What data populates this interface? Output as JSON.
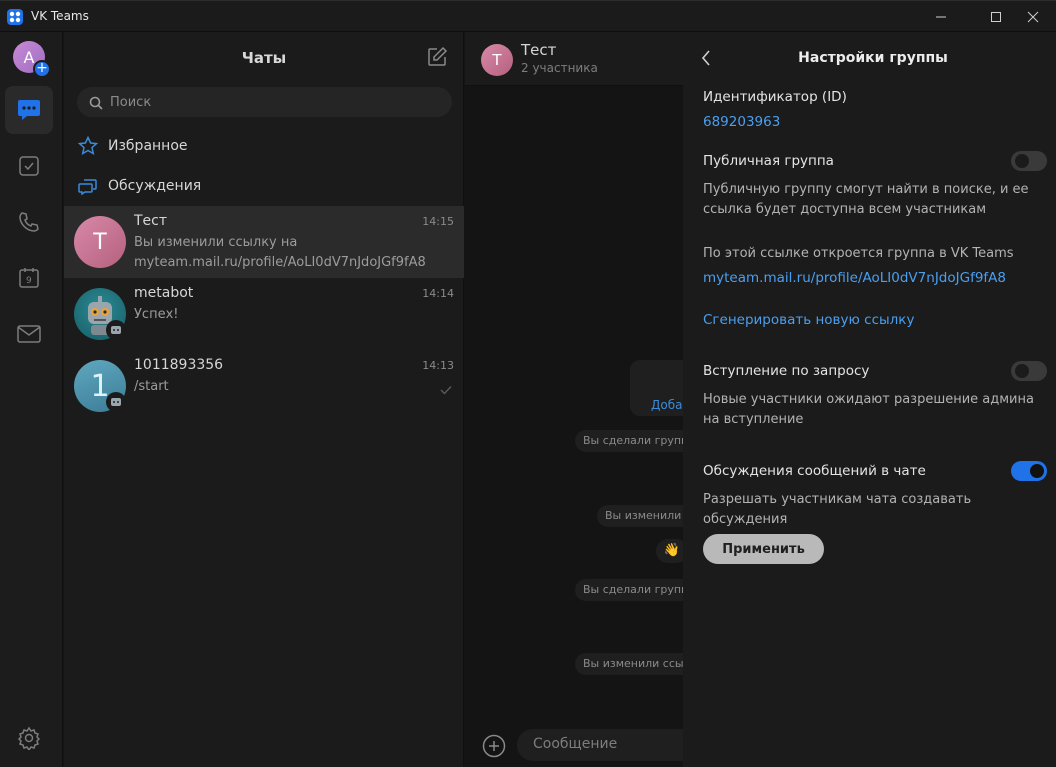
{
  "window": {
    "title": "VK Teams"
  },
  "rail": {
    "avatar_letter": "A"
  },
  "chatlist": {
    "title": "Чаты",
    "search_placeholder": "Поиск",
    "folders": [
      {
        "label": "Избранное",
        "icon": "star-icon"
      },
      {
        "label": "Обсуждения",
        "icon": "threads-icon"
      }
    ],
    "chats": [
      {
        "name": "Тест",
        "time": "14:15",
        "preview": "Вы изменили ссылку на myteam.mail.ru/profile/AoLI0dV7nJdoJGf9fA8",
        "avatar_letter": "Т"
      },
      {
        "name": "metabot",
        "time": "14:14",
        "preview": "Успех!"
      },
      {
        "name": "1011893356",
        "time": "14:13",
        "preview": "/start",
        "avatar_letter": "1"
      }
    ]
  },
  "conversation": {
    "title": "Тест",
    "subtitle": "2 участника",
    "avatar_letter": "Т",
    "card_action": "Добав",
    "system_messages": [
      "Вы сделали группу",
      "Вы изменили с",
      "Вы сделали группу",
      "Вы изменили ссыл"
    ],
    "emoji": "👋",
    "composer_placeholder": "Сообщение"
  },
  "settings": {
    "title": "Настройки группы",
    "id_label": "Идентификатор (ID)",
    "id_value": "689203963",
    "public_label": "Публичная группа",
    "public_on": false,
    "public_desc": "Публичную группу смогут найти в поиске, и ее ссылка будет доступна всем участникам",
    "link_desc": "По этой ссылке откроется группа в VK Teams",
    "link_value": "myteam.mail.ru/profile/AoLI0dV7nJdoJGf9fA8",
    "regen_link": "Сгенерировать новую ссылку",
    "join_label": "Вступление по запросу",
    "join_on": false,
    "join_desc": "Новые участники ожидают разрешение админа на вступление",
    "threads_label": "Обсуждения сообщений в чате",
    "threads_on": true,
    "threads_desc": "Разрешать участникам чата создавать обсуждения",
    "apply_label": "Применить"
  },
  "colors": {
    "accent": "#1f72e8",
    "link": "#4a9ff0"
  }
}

----------

Task goal — Using the records above, retype everything exactly except the pictures.

Task response —
What data populates this interface? Output as JSON.
{
  "window": {
    "title": "VK Teams"
  },
  "rail": {
    "avatar_letter": "A"
  },
  "chatlist": {
    "title": "Чаты",
    "search_placeholder": "Поиск",
    "folders": [
      {
        "label": "Избранное",
        "icon": "star-icon"
      },
      {
        "label": "Обсуждения",
        "icon": "threads-icon"
      }
    ],
    "chats": [
      {
        "name": "Тест",
        "time": "14:15",
        "preview": "Вы изменили ссылку на myteam.mail.ru/profile/AoLI0dV7nJdoJGf9fA8",
        "avatar_letter": "Т"
      },
      {
        "name": "metabot",
        "time": "14:14",
        "preview": "Успех!"
      },
      {
        "name": "1011893356",
        "time": "14:13",
        "preview": "/start",
        "avatar_letter": "1"
      }
    ]
  },
  "conversation": {
    "title": "Тест",
    "subtitle": "2 участника",
    "avatar_letter": "Т",
    "card_action": "Добав",
    "system_messages": [
      "Вы сделали группу",
      "Вы изменили с",
      "Вы сделали группу",
      "Вы изменили ссыл"
    ],
    "emoji": "👋",
    "composer_placeholder": "Сообщение"
  },
  "settings": {
    "title": "Настройки группы",
    "id_label": "Идентификатор (ID)",
    "id_value": "689203963",
    "public_label": "Публичная группа",
    "public_on": false,
    "public_desc": "Публичную группу смогут найти в поиске, и ее ссылка будет доступна всем участникам",
    "link_desc": "По этой ссылке откроется группа в VK Teams",
    "link_value": "myteam.mail.ru/profile/AoLI0dV7nJdoJGf9fA8",
    "regen_link": "Сгенерировать новую ссылку",
    "join_label": "Вступление по запросу",
    "join_on": false,
    "join_desc": "Новые участники ожидают разрешение админа на вступление",
    "threads_label": "Обсуждения сообщений в чате",
    "threads_on": true,
    "threads_desc": "Разрешать участникам чата создавать обсуждения",
    "apply_label": "Применить"
  },
  "colors": {
    "accent": "#1f72e8",
    "link": "#4a9ff0"
  }
}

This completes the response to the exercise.